** begin **
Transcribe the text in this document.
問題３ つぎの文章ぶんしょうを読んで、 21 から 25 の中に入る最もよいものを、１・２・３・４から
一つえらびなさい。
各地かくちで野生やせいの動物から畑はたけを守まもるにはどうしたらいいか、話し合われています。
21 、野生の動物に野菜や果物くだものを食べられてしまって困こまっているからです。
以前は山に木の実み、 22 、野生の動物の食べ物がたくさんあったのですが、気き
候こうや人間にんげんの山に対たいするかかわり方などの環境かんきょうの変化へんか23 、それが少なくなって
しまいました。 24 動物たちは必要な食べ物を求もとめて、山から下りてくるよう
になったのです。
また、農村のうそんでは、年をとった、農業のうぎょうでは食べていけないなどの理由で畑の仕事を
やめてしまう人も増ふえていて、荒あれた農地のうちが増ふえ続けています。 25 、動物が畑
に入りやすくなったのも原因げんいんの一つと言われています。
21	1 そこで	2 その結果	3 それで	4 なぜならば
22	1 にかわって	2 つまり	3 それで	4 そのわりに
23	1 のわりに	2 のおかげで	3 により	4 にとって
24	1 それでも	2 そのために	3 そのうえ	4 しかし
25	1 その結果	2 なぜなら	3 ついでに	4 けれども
** end **
### To be done
Each record above should be restated word for word.

### Output
Transcribe the text in this document.
問題３ つぎの文章ぶんしょうを読んで、 21 から 25 の中に入る最もよいものを、１・２・３・４から
一つえらびなさい。
各地かくちで野生やせいの動物から畑はたけを守まもるにはどうしたらいいか、話し合われています。
21 、野生の動物に野菜や果物くだものを食べられてしまって困こまっているからです。
以前は山に木の実み、 22 、野生の動物の食べ物がたくさんあったのですが、気き
候こうや人間にんげんの山に対たいするかかわり方などの環境かんきょうの変化へんか23 、それが少なくなって
しまいました。 24 動物たちは必要な食べ物を求もとめて、山から下りてくるよう
になったのです。
また、農村のうそんでは、年をとった、農業のうぎょうでは食べていけないなどの理由で畑の仕事を
やめてしまう人も増ふえていて、荒あれた農地のうちが増ふえ続けています。 25 、動物が畑
に入りやすくなったのも原因げんいんの一つと言われています。
21	1 そこで	2 その結果	3 それで	4 なぜならば
22	1 にかわって	2 つまり	3 それで	4 そのわりに
23	1 のわりに	2 のおかげで	3 により	4 にとって
24	1 それでも	2 そのために	3 そのうえ	4 しかし
25	1 その結果	2 なぜなら	3 ついでに	4 けれども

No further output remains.